(Entries taken from a collection)
= = = = = = =

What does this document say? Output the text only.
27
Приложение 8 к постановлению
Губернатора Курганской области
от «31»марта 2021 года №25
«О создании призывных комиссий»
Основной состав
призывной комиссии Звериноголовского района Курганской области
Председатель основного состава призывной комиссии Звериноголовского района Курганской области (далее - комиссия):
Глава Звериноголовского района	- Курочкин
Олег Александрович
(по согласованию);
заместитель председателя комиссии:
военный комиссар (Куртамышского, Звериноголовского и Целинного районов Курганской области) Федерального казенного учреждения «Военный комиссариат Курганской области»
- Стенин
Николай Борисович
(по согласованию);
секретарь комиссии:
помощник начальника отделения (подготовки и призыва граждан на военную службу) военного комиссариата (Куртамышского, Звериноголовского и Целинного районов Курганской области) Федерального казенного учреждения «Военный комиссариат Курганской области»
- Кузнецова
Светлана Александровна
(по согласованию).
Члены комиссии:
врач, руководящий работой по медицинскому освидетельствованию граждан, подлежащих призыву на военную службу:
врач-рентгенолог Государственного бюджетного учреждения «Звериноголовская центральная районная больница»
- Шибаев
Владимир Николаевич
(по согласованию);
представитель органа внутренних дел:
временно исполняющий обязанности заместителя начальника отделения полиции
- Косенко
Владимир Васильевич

= = = = = = =

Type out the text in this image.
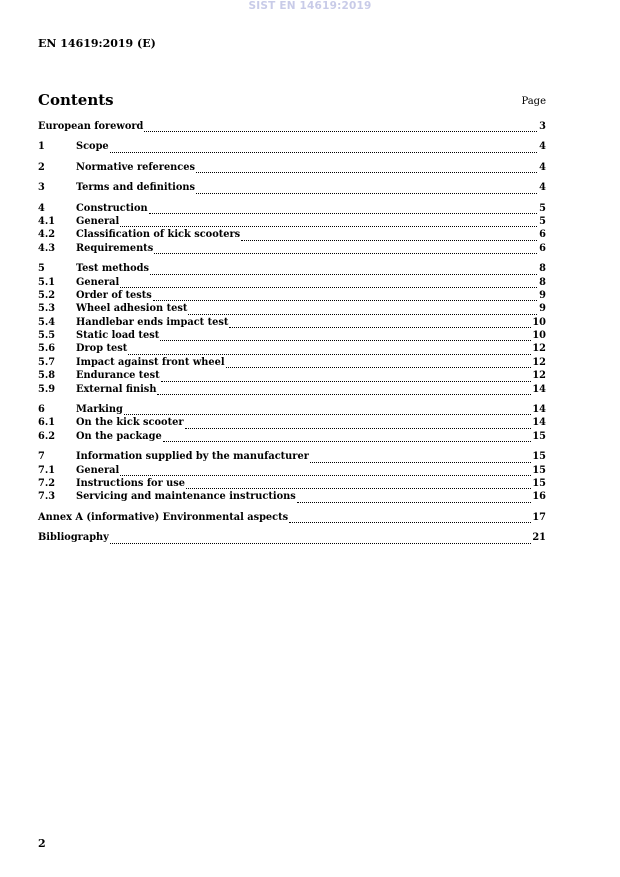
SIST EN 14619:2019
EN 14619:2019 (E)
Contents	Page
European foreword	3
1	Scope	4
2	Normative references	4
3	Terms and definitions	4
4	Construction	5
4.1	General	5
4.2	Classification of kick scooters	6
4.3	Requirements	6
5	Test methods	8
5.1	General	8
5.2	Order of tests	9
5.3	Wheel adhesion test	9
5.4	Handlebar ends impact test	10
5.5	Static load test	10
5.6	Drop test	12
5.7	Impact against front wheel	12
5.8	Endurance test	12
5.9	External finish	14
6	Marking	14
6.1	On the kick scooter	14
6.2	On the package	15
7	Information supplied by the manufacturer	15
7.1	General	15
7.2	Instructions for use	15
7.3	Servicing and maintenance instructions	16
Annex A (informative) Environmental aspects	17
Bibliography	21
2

= = = = = = =

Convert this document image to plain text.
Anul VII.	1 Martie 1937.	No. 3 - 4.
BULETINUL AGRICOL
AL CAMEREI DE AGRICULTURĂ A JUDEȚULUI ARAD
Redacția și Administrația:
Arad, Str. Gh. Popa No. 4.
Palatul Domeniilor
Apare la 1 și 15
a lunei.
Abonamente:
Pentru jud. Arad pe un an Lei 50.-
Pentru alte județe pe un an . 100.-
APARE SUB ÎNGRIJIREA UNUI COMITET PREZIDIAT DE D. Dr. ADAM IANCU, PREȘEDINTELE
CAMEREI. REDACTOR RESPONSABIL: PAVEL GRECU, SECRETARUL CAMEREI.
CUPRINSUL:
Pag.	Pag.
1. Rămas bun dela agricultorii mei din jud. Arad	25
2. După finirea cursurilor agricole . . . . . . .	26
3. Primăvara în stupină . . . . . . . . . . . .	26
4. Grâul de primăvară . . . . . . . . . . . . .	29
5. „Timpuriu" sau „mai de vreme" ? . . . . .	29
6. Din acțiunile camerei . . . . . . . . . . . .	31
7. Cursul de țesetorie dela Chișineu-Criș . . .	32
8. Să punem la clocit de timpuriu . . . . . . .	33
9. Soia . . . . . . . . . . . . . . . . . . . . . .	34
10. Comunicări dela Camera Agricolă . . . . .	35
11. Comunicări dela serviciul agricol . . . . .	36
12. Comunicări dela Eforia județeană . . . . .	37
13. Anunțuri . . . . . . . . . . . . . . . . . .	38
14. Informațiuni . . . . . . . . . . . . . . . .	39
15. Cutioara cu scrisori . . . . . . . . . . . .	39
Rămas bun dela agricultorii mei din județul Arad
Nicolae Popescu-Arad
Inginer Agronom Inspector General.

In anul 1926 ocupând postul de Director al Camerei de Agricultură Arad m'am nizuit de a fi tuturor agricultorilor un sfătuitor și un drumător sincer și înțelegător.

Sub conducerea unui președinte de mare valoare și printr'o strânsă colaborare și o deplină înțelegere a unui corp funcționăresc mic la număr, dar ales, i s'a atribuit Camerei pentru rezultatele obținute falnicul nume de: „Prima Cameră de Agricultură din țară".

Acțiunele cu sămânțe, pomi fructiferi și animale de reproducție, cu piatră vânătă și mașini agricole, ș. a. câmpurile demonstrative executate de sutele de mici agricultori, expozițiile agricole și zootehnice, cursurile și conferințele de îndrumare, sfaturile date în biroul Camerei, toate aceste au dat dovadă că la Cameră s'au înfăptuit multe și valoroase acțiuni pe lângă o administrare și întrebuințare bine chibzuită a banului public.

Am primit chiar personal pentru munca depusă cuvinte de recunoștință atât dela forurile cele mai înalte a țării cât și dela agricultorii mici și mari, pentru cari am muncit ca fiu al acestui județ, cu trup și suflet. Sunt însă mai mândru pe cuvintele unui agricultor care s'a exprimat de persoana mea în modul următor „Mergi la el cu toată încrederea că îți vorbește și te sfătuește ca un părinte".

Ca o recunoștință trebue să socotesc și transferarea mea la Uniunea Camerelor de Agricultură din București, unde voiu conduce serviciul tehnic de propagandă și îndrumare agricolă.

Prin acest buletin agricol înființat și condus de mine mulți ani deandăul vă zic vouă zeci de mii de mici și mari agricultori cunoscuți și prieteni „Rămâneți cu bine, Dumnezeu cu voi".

= = = = = = =

▶ **SET EXERCISE**
Only the number is wanted: how many lines of the material above include the word "Rămas"?

▶ **CORRECT ANSWER**
2